(WHAT IS REQUIRED): Only lines with the string "name" matter here; gather them from the material below.

(SOURCE MATERIAL):
____________

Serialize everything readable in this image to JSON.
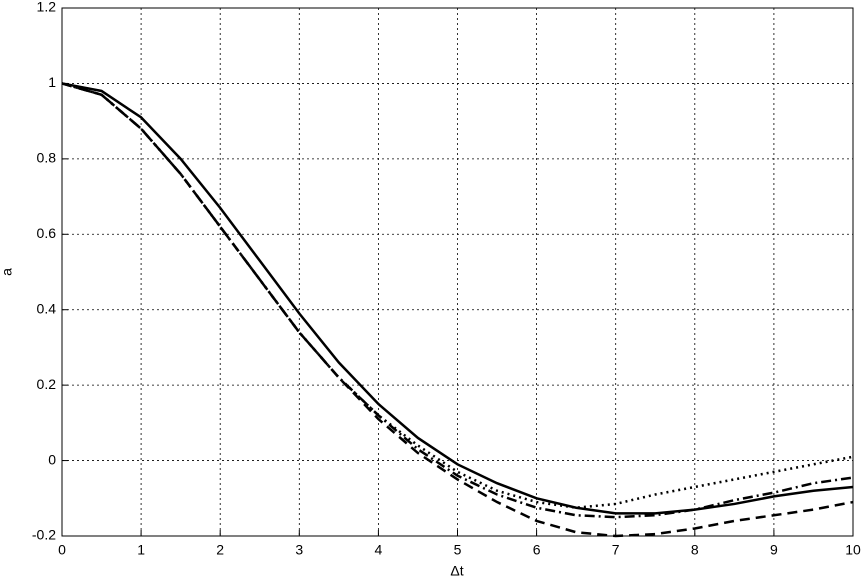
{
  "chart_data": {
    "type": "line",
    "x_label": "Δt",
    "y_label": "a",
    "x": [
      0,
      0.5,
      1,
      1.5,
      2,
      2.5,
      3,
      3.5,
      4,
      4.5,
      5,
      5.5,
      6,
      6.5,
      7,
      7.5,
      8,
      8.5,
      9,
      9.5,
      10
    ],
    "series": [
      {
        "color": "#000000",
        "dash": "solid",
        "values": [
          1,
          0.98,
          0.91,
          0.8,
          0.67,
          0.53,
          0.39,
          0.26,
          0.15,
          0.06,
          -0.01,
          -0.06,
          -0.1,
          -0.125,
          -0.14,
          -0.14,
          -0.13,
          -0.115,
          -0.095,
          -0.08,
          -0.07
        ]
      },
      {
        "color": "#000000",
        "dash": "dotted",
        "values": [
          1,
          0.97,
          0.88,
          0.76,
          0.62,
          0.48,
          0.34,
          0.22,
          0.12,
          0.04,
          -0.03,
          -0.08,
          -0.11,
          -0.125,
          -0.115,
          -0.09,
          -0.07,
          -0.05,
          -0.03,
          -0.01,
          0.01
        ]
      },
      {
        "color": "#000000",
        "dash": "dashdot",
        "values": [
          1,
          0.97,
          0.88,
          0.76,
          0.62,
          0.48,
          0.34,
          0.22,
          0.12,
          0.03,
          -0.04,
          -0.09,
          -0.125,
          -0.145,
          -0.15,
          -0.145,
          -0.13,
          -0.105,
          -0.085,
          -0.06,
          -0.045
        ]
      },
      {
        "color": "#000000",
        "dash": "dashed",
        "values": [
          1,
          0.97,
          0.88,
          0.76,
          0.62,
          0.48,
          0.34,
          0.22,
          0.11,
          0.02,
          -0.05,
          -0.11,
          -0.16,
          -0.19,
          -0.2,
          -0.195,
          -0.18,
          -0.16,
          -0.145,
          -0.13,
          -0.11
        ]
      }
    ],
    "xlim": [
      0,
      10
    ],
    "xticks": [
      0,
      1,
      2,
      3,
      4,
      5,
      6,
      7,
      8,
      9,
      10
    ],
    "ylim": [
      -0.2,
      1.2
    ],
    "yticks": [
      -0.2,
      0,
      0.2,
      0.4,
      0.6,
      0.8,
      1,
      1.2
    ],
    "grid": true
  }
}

____________

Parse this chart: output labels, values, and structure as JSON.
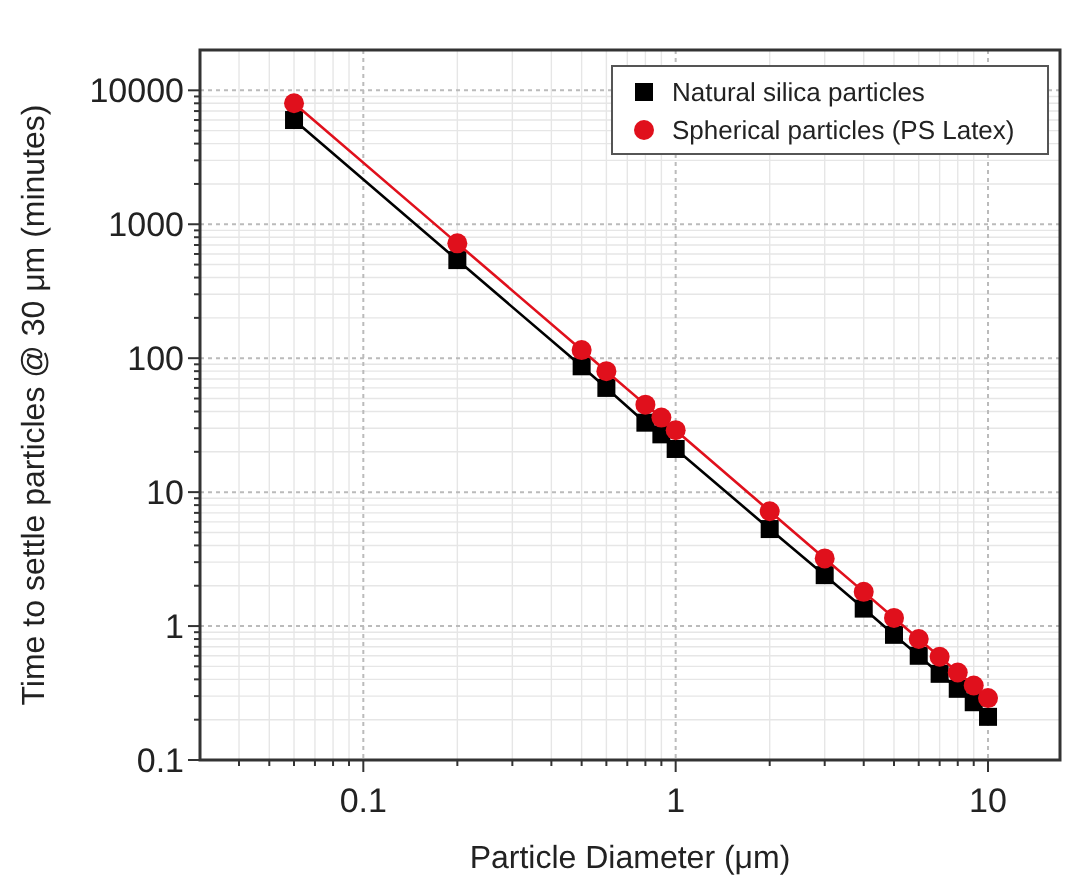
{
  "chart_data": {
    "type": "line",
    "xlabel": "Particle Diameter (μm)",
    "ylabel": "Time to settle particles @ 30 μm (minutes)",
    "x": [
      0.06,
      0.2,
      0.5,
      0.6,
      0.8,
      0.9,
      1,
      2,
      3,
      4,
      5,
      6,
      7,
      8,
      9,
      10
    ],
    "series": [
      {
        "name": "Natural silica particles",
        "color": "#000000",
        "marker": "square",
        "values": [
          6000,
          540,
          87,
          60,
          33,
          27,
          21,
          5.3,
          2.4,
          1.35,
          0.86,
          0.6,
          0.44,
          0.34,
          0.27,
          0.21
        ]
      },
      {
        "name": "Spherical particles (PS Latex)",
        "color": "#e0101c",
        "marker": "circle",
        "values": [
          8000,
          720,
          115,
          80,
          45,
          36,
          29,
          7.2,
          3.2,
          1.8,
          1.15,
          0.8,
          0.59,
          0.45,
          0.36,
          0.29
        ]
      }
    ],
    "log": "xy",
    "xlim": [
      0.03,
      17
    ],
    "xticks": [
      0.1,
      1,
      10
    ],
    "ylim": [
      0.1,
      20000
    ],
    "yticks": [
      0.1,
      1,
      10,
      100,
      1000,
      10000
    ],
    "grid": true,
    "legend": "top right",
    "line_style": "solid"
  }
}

____________

(EXPECTED OUTPUT):
        "name": "Natural silica particles",
        "name": "Spherical particles (PS Latex)",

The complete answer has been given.